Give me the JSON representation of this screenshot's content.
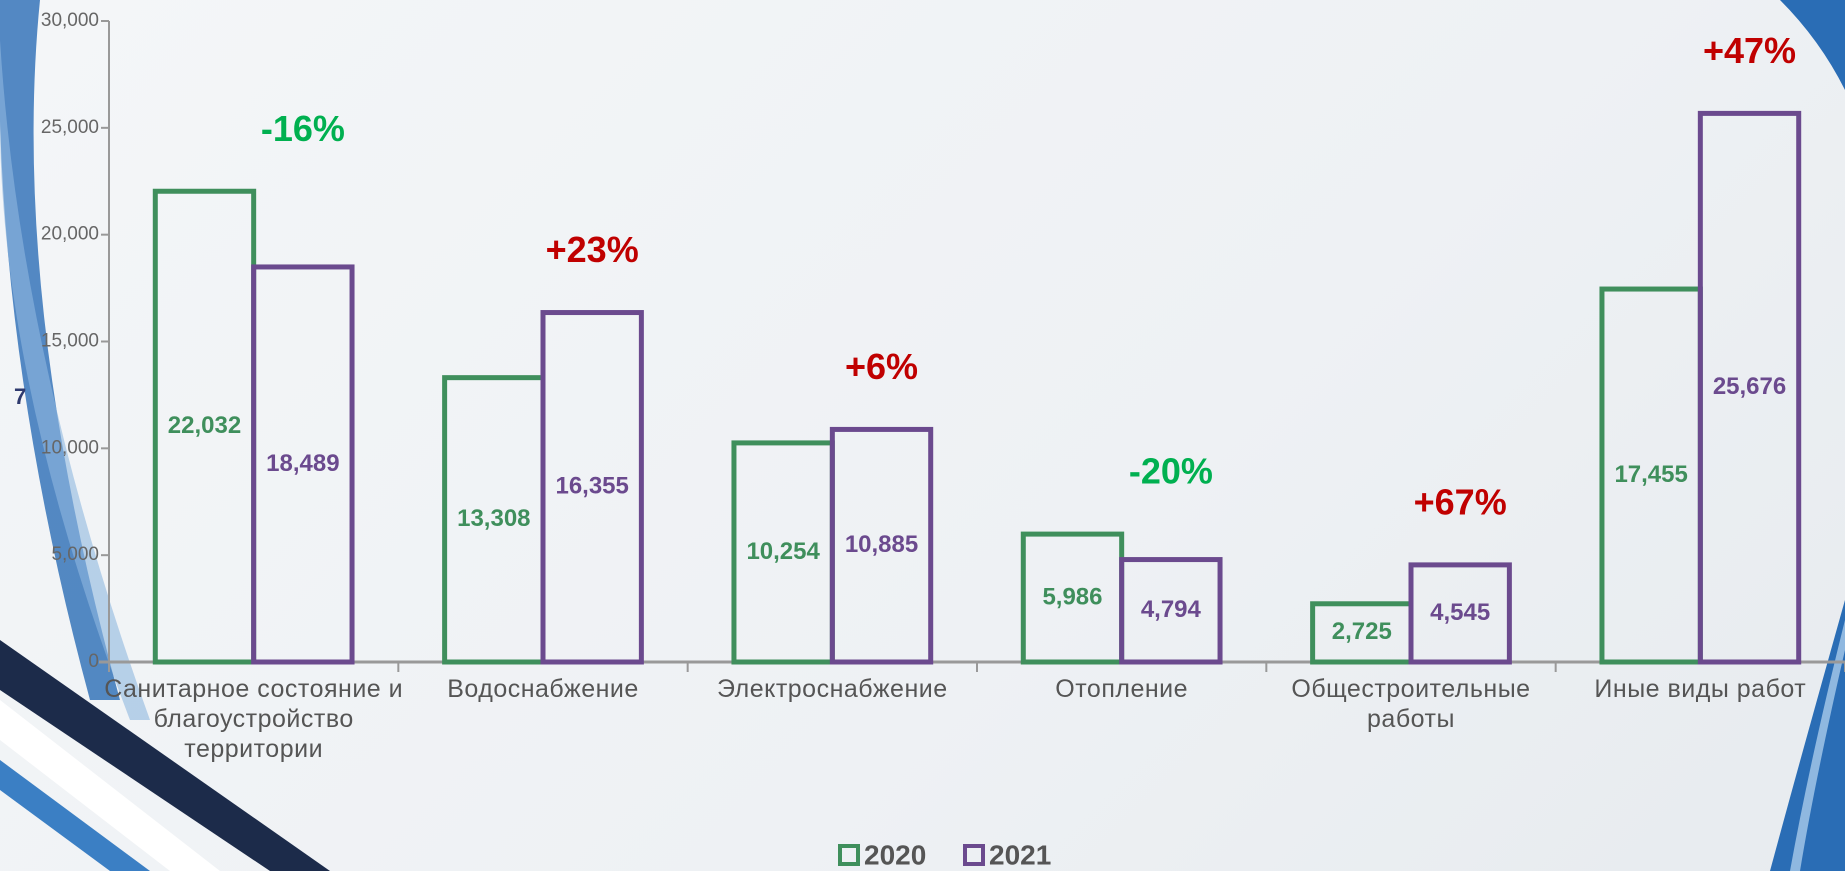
{
  "slide_number": "7",
  "chart_data": {
    "type": "bar",
    "categories": [
      "Санитарное состояние и благоустройство территории",
      "Водоснабжение",
      "Электроснабжение",
      "Отопление",
      "Общестроительные работы",
      "Иные виды работ"
    ],
    "series": [
      {
        "name": "2020",
        "color": "#3f8f5c",
        "values": [
          22032,
          13308,
          10254,
          5986,
          2725,
          17455
        ],
        "value_labels": [
          "22,032",
          "13,308",
          "10,254",
          "5,986",
          "2,725",
          "17,455"
        ]
      },
      {
        "name": "2021",
        "color": "#6b4a8e",
        "values": [
          18489,
          16355,
          10885,
          4794,
          4545,
          25676
        ],
        "value_labels": [
          "18,489",
          "16,355",
          "10,885",
          "4,794",
          "4,545",
          "25,676"
        ]
      }
    ],
    "annotations": [
      {
        "text": "-16%",
        "color": "#00b050"
      },
      {
        "text": "+23%",
        "color": "#c00000"
      },
      {
        "text": "+6%",
        "color": "#c00000"
      },
      {
        "text": "-20%",
        "color": "#00b050"
      },
      {
        "text": "+67%",
        "color": "#c00000"
      },
      {
        "text": "+47%",
        "color": "#c00000"
      }
    ],
    "ylim": [
      0,
      30000
    ],
    "yticks": [
      0,
      {
        "value": 5000,
        "label": "5,000"
      },
      {
        "value": 10000,
        "label": "10,000"
      },
      {
        "value": 15000,
        "label": "15,000"
      },
      {
        "value": 20000,
        "label": "20,000"
      },
      {
        "value": 25000,
        "label": "25,000"
      },
      {
        "value": 30000,
        "label": "30,000"
      }
    ],
    "grid": false,
    "legend": "bottom"
  }
}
════════════════
## WORK REQUIRED
Count the lines of the material that include the word "text", then state only the total.

## RESULT FOR THIS EXERCISE
6